[The task] Reproduce the complete listing without any deviation.

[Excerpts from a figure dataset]

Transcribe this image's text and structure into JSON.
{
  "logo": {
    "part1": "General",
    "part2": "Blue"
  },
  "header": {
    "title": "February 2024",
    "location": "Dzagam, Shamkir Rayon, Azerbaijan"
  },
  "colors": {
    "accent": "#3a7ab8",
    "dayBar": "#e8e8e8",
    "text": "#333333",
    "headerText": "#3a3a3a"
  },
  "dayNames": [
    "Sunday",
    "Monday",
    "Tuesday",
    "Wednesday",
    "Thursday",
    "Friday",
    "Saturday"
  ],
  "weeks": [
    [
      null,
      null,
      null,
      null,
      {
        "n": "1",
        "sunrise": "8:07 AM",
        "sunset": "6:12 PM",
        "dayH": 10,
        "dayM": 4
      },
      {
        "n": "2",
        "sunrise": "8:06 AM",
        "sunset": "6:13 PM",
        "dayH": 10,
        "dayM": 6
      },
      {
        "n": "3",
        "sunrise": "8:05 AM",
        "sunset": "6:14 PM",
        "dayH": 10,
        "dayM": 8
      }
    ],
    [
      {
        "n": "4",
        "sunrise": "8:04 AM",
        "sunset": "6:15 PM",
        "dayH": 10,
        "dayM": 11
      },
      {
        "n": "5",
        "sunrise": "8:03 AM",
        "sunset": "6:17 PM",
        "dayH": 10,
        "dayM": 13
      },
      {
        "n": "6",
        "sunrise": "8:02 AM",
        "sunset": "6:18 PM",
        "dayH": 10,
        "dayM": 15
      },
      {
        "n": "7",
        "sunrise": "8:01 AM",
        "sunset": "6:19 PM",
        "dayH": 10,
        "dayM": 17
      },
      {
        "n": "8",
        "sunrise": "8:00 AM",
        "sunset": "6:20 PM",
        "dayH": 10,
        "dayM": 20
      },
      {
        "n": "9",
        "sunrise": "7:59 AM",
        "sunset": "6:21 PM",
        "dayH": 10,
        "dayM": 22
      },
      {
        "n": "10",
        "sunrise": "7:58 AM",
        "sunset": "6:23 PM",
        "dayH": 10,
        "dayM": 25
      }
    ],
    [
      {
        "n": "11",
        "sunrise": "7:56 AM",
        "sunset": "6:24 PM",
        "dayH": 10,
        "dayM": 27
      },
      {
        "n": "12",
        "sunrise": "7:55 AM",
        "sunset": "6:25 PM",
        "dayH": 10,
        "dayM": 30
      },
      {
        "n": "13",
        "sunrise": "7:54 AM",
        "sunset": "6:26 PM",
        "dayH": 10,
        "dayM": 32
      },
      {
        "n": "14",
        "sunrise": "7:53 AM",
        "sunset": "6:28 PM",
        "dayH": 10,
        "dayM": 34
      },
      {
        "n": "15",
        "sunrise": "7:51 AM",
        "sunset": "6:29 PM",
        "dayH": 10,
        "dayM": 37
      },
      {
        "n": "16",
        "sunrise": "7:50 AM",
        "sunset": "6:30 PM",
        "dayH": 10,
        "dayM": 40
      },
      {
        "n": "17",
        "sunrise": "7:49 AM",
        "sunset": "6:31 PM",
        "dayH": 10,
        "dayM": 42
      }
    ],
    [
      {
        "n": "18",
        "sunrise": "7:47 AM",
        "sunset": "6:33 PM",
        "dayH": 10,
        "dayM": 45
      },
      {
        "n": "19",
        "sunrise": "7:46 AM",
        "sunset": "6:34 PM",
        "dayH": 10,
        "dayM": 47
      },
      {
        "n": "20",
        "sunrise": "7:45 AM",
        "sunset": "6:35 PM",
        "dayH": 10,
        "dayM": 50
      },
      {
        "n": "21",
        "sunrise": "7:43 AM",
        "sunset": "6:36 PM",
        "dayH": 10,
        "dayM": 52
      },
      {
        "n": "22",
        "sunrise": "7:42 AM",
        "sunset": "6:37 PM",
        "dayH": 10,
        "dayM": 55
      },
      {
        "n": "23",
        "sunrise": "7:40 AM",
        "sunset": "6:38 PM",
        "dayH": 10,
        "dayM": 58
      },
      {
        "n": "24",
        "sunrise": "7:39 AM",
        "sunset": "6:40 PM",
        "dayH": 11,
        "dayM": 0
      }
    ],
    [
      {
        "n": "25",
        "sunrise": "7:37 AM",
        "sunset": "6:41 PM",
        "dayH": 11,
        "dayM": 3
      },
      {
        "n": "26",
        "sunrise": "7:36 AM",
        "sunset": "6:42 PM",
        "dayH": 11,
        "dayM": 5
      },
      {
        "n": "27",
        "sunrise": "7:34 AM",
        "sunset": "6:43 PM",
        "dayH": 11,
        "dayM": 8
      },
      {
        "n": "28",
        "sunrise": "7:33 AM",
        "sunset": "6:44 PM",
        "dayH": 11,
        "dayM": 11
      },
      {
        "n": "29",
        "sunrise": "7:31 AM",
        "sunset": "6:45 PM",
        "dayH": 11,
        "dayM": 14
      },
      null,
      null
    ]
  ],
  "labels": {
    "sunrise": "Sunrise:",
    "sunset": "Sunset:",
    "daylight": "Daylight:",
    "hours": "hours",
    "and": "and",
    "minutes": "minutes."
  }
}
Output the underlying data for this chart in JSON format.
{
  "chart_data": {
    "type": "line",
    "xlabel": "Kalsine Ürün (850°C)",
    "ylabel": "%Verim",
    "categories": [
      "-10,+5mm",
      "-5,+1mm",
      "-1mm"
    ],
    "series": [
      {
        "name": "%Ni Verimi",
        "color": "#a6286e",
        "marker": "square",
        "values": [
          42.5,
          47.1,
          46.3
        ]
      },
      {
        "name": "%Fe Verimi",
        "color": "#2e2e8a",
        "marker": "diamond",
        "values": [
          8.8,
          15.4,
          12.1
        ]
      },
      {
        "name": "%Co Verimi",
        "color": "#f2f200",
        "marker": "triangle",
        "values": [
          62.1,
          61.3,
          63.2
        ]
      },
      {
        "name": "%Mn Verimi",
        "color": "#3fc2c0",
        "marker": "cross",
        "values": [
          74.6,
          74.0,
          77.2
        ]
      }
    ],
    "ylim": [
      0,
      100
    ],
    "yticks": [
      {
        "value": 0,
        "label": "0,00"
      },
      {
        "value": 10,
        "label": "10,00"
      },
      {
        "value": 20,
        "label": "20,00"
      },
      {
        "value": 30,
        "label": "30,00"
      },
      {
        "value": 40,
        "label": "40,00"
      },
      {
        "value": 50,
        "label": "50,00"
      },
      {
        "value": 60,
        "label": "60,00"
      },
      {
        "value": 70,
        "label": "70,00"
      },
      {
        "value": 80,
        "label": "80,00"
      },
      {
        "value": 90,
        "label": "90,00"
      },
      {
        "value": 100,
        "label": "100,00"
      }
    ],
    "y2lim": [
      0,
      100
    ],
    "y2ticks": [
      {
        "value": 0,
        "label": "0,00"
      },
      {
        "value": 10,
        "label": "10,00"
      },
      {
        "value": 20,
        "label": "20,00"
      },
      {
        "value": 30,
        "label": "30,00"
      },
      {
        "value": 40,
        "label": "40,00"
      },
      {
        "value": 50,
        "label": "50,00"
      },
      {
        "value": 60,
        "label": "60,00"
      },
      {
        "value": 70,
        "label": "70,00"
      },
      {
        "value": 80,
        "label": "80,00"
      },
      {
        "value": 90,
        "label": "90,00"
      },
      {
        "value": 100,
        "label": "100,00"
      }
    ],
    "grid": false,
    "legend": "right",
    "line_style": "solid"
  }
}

[Written reply]
Transcribe this image's text and structure into JSON.
{
  "logo": {
    "part1": "General",
    "part2": "Blue"
  },
  "header": {
    "title": "February 2024",
    "location": "Dzagam, Shamkir Rayon, Azerbaijan"
  },
  "colors": {
    "accent": "#3a7ab8",
    "dayBar": "#e8e8e8",
    "text": "#333333",
    "headerText": "#3a3a3a"
  },
  "dayNames": [
    "Sunday",
    "Monday",
    "Tuesday",
    "Wednesday",
    "Thursday",
    "Friday",
    "Saturday"
  ],
  "weeks": [
    [
      null,
      null,
      null,
      null,
      {
        "n": "1",
        "sunrise": "8:07 AM",
        "sunset": "6:12 PM",
        "dayH": 10,
        "dayM": 4
      },
      {
        "n": "2",
        "sunrise": "8:06 AM",
        "sunset": "6:13 PM",
        "dayH": 10,
        "dayM": 6
      },
      {
        "n": "3",
        "sunrise": "8:05 AM",
        "sunset": "6:14 PM",
        "dayH": 10,
        "dayM": 8
      }
    ],
    [
      {
        "n": "4",
        "sunrise": "8:04 AM",
        "sunset": "6:15 PM",
        "dayH": 10,
        "dayM": 11
      },
      {
        "n": "5",
        "sunrise": "8:03 AM",
        "sunset": "6:17 PM",
        "dayH": 10,
        "dayM": 13
      },
      {
        "n": "6",
        "sunrise": "8:02 AM",
        "sunset": "6:18 PM",
        "dayH": 10,
        "dayM": 15
      },
      {
        "n": "7",
        "sunrise": "8:01 AM",
        "sunset": "6:19 PM",
        "dayH": 10,
        "dayM": 17
      },
      {
        "n": "8",
        "sunrise": "8:00 AM",
        "sunset": "6:20 PM",
        "dayH": 10,
        "dayM": 20
      },
      {
        "n": "9",
        "sunrise": "7:59 AM",
        "sunset": "6:21 PM",
        "dayH": 10,
        "dayM": 22
      },
      {
        "n": "10",
        "sunrise": "7:58 AM",
        "sunset": "6:23 PM",
        "dayH": 10,
        "dayM": 25
      }
    ],
    [
      {
        "n": "11",
        "sunrise": "7:56 AM",
        "sunset": "6:24 PM",
        "dayH": 10,
        "dayM": 27
      },
      {
        "n": "12",
        "sunrise": "7:55 AM",
        "sunset": "6:25 PM",
        "dayH": 10,
        "dayM": 30
      },
      {
        "n": "13",
        "sunrise": "7:54 AM",
        "sunset": "6:26 PM",
        "dayH": 10,
        "dayM": 32
      },
      {
        "n": "14",
        "sunrise": "7:53 AM",
        "sunset": "6:28 PM",
        "dayH": 10,
        "dayM": 34
      },
      {
        "n": "15",
        "sunrise": "7:51 AM",
        "sunset": "6:29 PM",
        "dayH": 10,
        "dayM": 37
      },
      {
        "n": "16",
        "sunrise": "7:50 AM",
        "sunset": "6:30 PM",
        "dayH": 10,
        "dayM": 40
      },
      {
        "n": "17",
        "sunrise": "7:49 AM",
        "sunset": "6:31 PM",
        "dayH": 10,
        "dayM": 42
      }
    ],
    [
      {
        "n": "18",
        "sunrise": "7:47 AM",
        "sunset": "6:33 PM",
        "dayH": 10,
        "dayM": 45
      },
      {
        "n": "19",
        "sunrise": "7:46 AM",
        "sunset": "6:34 PM",
        "dayH": 10,
        "dayM": 47
      },
      {
        "n": "20",
        "sunrise": "7:45 AM",
        "sunset": "6:35 PM",
        "dayH": 10,
        "dayM": 50
      },
      {
        "n": "21",
        "sunrise": "7:43 AM",
        "sunset": "6:36 PM",
        "dayH": 10,
        "dayM": 52
      },
      {
        "n": "22",
        "sunrise": "7:42 AM",
        "sunset": "6:37 PM",
        "dayH": 10,
        "dayM": 55
      },
      {
        "n": "23",
        "sunrise": "7:40 AM",
        "sunset": "6:38 PM",
        "dayH": 10,
        "dayM": 58
      },
      {
        "n": "24",
        "sunrise": "7:39 AM",
        "sunset": "6:40 PM",
        "dayH": 11,
        "dayM": 0
      }
    ],
    [
      {
        "n": "25",
        "sunrise": "7:37 AM",
        "sunset": "6:41 PM",
        "dayH": 11,
        "dayM": 3
      },
      {
        "n": "26",
        "sunrise": "7:36 AM",
        "sunset": "6:42 PM",
        "dayH": 11,
        "dayM": 5
      },
      {
        "n": "27",
        "sunrise": "7:34 AM",
        "sunset": "6:43 PM",
        "dayH": 11,
        "dayM": 8
      },
      {
        "n": "28",
        "sunrise": "7:33 AM",
        "sunset": "6:44 PM",
        "dayH": 11,
        "dayM": 11
      },
      {
        "n": "29",
        "sunrise": "7:31 AM",
        "sunset": "6:45 PM",
        "dayH": 11,
        "dayM": 14
      },
      null,
      null
    ]
  ],
  "labels": {
    "sunrise": "Sunrise:",
    "sunset": "Sunset:",
    "daylight": "Daylight:",
    "hours": "hours",
    "and": "and",
    "minutes": "minutes."
  }
}
Output the underlying data for this chart in JSON format.
{
  "chart_data": {
    "type": "line",
    "xlabel": "Kalsine Ürün (850°C)",
    "ylabel": "%Verim",
    "categories": [
      "-10,+5mm",
      "-5,+1mm",
      "-1mm"
    ],
    "series": [
      {
        "name": "%Ni Verimi",
        "color": "#a6286e",
        "marker": "square",
        "values": [
          42.5,
          47.1,
          46.3
        ]
      },
      {
        "name": "%Fe Verimi",
        "color": "#2e2e8a",
        "marker": "diamond",
        "values": [
          8.8,
          15.4,
          12.1
        ]
      },
      {
        "name": "%Co Verimi",
        "color": "#f2f200",
        "marker": "triangle",
        "values": [
          62.1,
          61.3,
          63.2
        ]
      },
      {
        "name": "%Mn Verimi",
        "color": "#3fc2c0",
        "marker": "cross",
        "values": [
          74.6,
          74.0,
          77.2
        ]
      }
    ],
    "ylim": [
      0,
      100
    ],
    "yticks": [
      {
        "value": 0,
        "label": "0,00"
      },
      {
        "value": 10,
        "label": "10,00"
      },
      {
        "value": 20,
        "label": "20,00"
      },
      {
        "value": 30,
        "label": "30,00"
      },
      {
        "value": 40,
        "label": "40,00"
      },
      {
        "value": 50,
        "label": "50,00"
      },
      {
        "value": 60,
        "label": "60,00"
      },
      {
        "value": 70,
        "label": "70,00"
      },
      {
        "value": 80,
        "label": "80,00"
      },
      {
        "value": 90,
        "label": "90,00"
      },
      {
        "value": 100,
        "label": "100,00"
      }
    ],
    "y2lim": [
      0,
      100
    ],
    "y2ticks": [
      {
        "value": 0,
        "label": "0,00"
      },
      {
        "value": 10,
        "label": "10,00"
      },
      {
        "value": 20,
        "label": "20,00"
      },
      {
        "value": 30,
        "label": "30,00"
      },
      {
        "value": 40,
        "label": "40,00"
      },
      {
        "value": 50,
        "label": "50,00"
      },
      {
        "value": 60,
        "label": "60,00"
      },
      {
        "value": 70,
        "label": "70,00"
      },
      {
        "value": 80,
        "label": "80,00"
      },
      {
        "value": 90,
        "label": "90,00"
      },
      {
        "value": 100,
        "label": "100,00"
      }
    ],
    "grid": false,
    "legend": "right",
    "line_style": "solid"
  }
}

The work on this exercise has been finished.